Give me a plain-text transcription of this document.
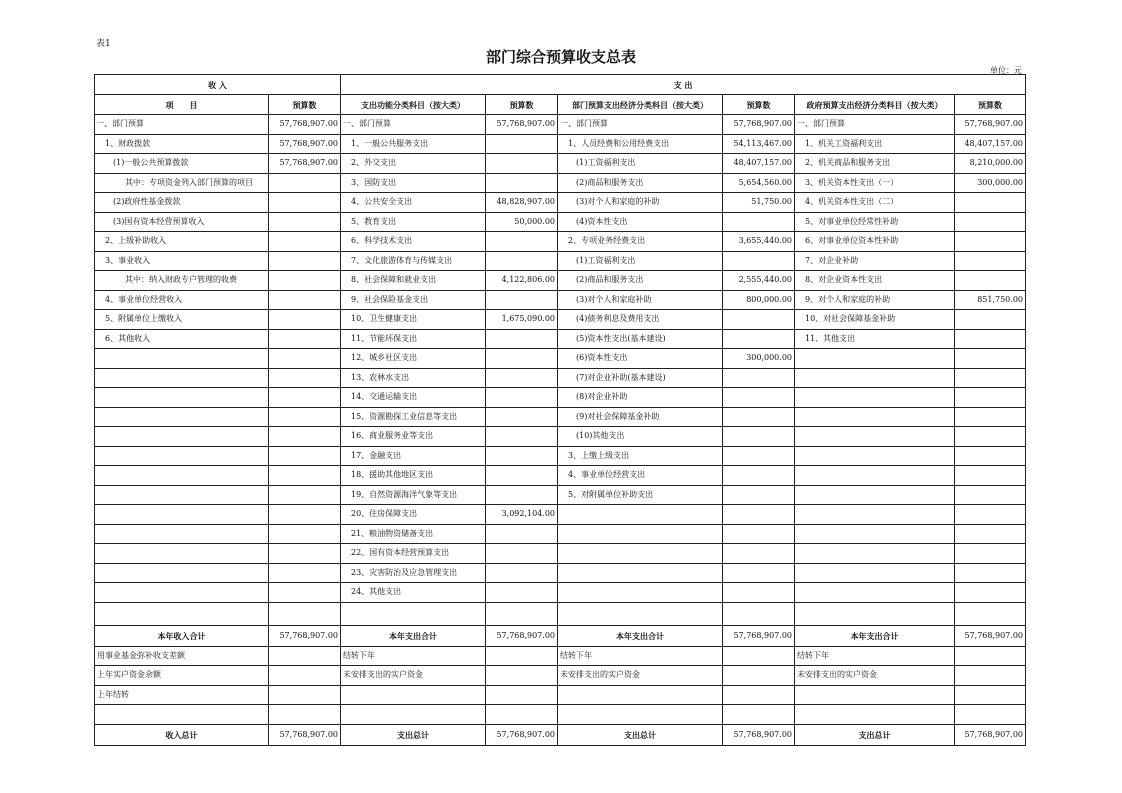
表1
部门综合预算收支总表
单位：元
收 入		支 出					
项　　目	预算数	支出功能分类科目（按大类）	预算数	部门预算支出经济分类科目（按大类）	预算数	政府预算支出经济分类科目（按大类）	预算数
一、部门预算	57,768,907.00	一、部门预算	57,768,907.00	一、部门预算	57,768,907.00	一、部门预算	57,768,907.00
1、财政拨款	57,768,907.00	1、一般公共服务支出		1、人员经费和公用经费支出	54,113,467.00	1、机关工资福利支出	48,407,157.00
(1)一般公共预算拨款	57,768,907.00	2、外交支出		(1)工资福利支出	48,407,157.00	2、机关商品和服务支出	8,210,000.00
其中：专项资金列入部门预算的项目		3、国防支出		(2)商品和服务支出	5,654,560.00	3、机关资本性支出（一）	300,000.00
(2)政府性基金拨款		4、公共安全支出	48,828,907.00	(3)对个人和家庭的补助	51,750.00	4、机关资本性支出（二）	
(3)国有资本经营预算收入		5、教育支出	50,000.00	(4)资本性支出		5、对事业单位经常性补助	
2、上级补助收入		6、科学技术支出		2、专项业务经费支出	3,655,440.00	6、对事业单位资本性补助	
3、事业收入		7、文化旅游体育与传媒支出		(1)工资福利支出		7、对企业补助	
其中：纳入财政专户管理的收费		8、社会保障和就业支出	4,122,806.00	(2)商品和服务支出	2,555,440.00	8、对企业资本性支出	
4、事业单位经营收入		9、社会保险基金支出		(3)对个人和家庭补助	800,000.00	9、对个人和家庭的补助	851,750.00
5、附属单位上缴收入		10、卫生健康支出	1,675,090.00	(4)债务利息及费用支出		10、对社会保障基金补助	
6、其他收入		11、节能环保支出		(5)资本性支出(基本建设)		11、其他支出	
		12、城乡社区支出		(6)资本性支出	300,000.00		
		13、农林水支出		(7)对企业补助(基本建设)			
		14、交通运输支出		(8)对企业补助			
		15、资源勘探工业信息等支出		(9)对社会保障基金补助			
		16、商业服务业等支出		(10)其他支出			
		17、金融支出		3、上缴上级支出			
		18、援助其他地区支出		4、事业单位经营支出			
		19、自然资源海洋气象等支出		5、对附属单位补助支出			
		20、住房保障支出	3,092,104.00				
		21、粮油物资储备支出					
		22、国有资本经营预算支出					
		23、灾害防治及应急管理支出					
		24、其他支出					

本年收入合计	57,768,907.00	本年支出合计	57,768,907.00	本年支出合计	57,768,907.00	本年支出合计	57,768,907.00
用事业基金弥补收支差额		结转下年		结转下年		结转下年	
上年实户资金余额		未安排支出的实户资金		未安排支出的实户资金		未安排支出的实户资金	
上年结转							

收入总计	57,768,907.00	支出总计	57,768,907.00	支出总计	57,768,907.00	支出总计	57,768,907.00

GOAL OF THE EXERCISE:
Pictures in the records must not appear in the copy; transcribe everything else precisely.

TASK RESPONSE:
Give me a plain-text transcription of this document.
表1
部门综合预算收支总表
单位：元
收 入		支 出					
项　　目	预算数	支出功能分类科目（按大类）	预算数	部门预算支出经济分类科目（按大类）	预算数	政府预算支出经济分类科目（按大类）	预算数
一、部门预算	57,768,907.00	一、部门预算	57,768,907.00	一、部门预算	57,768,907.00	一、部门预算	57,768,907.00
1、财政拨款	57,768,907.00	1、一般公共服务支出		1、人员经费和公用经费支出	54,113,467.00	1、机关工资福利支出	48,407,157.00
(1)一般公共预算拨款	57,768,907.00	2、外交支出		(1)工资福利支出	48,407,157.00	2、机关商品和服务支出	8,210,000.00
其中：专项资金列入部门预算的项目		3、国防支出		(2)商品和服务支出	5,654,560.00	3、机关资本性支出（一）	300,000.00
(2)政府性基金拨款		4、公共安全支出	48,828,907.00	(3)对个人和家庭的补助	51,750.00	4、机关资本性支出（二）	
(3)国有资本经营预算收入		5、教育支出	50,000.00	(4)资本性支出		5、对事业单位经常性补助	
2、上级补助收入		6、科学技术支出		2、专项业务经费支出	3,655,440.00	6、对事业单位资本性补助	
3、事业收入		7、文化旅游体育与传媒支出		(1)工资福利支出		7、对企业补助	
其中：纳入财政专户管理的收费		8、社会保障和就业支出	4,122,806.00	(2)商品和服务支出	2,555,440.00	8、对企业资本性支出	
4、事业单位经营收入		9、社会保险基金支出		(3)对个人和家庭补助	800,000.00	9、对个人和家庭的补助	851,750.00
5、附属单位上缴收入		10、卫生健康支出	1,675,090.00	(4)债务利息及费用支出		10、对社会保障基金补助	
6、其他收入		11、节能环保支出		(5)资本性支出(基本建设)		11、其他支出	
		12、城乡社区支出		(6)资本性支出	300,000.00		
		13、农林水支出		(7)对企业补助(基本建设)			
		14、交通运输支出		(8)对企业补助			
		15、资源勘探工业信息等支出		(9)对社会保障基金补助			
		16、商业服务业等支出		(10)其他支出			
		17、金融支出		3、上缴上级支出			
		18、援助其他地区支出		4、事业单位经营支出			
		19、自然资源海洋气象等支出		5、对附属单位补助支出			
		20、住房保障支出	3,092,104.00				
		21、粮油物资储备支出					
		22、国有资本经营预算支出					
		23、灾害防治及应急管理支出					
		24、其他支出					

本年收入合计	57,768,907.00	本年支出合计	57,768,907.00	本年支出合计	57,768,907.00	本年支出合计	57,768,907.00
用事业基金弥补收支差额		结转下年		结转下年		结转下年	
上年实户资金余额		未安排支出的实户资金		未安排支出的实户资金		未安排支出的实户资金	
上年结转							

收入总计	57,768,907.00	支出总计	57,768,907.00	支出总计	57,768,907.00	支出总计	57,768,907.00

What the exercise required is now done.